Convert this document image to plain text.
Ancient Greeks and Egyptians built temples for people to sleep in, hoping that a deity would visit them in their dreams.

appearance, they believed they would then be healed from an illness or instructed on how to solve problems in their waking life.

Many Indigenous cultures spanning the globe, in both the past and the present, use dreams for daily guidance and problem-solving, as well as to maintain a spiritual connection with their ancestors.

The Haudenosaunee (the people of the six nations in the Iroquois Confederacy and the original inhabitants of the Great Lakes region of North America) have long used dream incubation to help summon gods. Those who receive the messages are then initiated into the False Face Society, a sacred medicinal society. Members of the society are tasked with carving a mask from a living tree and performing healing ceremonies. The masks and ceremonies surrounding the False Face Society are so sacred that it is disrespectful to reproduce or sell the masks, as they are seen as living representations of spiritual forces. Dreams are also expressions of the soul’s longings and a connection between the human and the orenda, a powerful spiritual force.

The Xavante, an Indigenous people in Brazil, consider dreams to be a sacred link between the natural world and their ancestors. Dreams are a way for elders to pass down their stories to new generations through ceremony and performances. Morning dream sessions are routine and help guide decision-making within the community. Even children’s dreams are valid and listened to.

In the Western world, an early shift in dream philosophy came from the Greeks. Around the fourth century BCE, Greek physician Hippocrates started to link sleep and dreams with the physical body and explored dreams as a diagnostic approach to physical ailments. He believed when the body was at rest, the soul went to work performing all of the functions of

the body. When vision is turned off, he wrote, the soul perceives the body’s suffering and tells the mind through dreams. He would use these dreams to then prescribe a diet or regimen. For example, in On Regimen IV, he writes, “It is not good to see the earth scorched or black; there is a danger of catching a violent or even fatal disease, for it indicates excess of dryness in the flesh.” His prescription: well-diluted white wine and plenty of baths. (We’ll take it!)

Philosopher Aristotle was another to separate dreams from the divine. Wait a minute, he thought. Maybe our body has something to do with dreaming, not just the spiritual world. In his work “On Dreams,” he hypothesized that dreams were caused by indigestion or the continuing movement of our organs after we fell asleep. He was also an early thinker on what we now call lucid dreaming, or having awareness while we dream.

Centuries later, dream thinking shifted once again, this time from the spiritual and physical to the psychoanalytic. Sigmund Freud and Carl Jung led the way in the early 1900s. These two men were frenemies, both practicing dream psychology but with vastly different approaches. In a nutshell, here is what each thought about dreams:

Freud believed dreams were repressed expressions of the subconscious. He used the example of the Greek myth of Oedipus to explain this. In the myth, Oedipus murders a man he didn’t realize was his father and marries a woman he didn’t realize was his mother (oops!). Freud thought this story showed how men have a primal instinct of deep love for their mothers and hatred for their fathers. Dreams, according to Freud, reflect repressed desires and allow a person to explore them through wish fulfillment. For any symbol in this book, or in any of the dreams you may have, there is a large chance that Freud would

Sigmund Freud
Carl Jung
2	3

Exercise task> Repeat each record exactly, leaving nothing out.

Expected output>
Convert this document image to plain text.
Ancient Greeks and Egyptians built temples for people to sleep in, hoping that a deity would visit them in their dreams.

appearance, they believed they would then be healed from an illness or instructed on how to solve problems in their waking life.

Many Indigenous cultures spanning the globe, in both the past and the present, use dreams for daily guidance and problem-solving, as well as to maintain a spiritual connection with their ancestors.

The Haudenosaunee (the people of the six nations in the Iroquois Confederacy and the original inhabitants of the Great Lakes region of North America) have long used dream incubation to help summon gods. Those who receive the messages are then initiated into the False Face Society, a sacred medicinal society. Members of the society are tasked with carving a mask from a living tree and performing healing ceremonies. The masks and ceremonies surrounding the False Face Society are so sacred that it is disrespectful to reproduce or sell the masks, as they are seen as living representations of spiritual forces. Dreams are also expressions of the soul’s longings and a connection between the human and the orenda, a powerful spiritual force.

The Xavante, an Indigenous people in Brazil, consider dreams to be a sacred link between the natural world and their ancestors. Dreams are a way for elders to pass down their stories to new generations through ceremony and performances. Morning dream sessions are routine and help guide decision-making within the community. Even children’s dreams are valid and listened to.

In the Western world, an early shift in dream philosophy came from the Greeks. Around the fourth century BCE, Greek physician Hippocrates started to link sleep and dreams with the physical body and explored dreams as a diagnostic approach to physical ailments. He believed when the body was at rest, the soul went to work performing all of the functions of

the body. When vision is turned off, he wrote, the soul perceives the body’s suffering and tells the mind through dreams. He would use these dreams to then prescribe a diet or regimen. For example, in On Regimen IV, he writes, “It is not good to see the earth scorched or black; there is a danger of catching a violent or even fatal disease, for it indicates excess of dryness in the flesh.” His prescription: well-diluted white wine and plenty of baths. (We’ll take it!)

Philosopher Aristotle was another to separate dreams from the divine. Wait a minute, he thought. Maybe our body has something to do with dreaming, not just the spiritual world. In his work “On Dreams,” he hypothesized that dreams were caused by indigestion or the continuing movement of our organs after we fell asleep. He was also an early thinker on what we now call lucid dreaming, or having awareness while we dream.

Centuries later, dream thinking shifted once again, this time from the spiritual and physical to the psychoanalytic. Sigmund Freud and Carl Jung led the way in the early 1900s. These two men were frenemies, both practicing dream psychology but with vastly different approaches. In a nutshell, here is what each thought about dreams:

Freud believed dreams were repressed expressions of the subconscious. He used the example of the Greek myth of Oedipus to explain this. In the myth, Oedipus murders a man he didn’t realize was his father and marries a woman he didn’t realize was his mother (oops!). Freud thought this story showed how men have a primal instinct of deep love for their mothers and hatred for their fathers. Dreams, according to Freud, reflect repressed desires and allow a person to explore them through wish fulfillment. For any symbol in this book, or in any of the dreams you may have, there is a large chance that Freud would

Sigmund Freud
Carl Jung
2	3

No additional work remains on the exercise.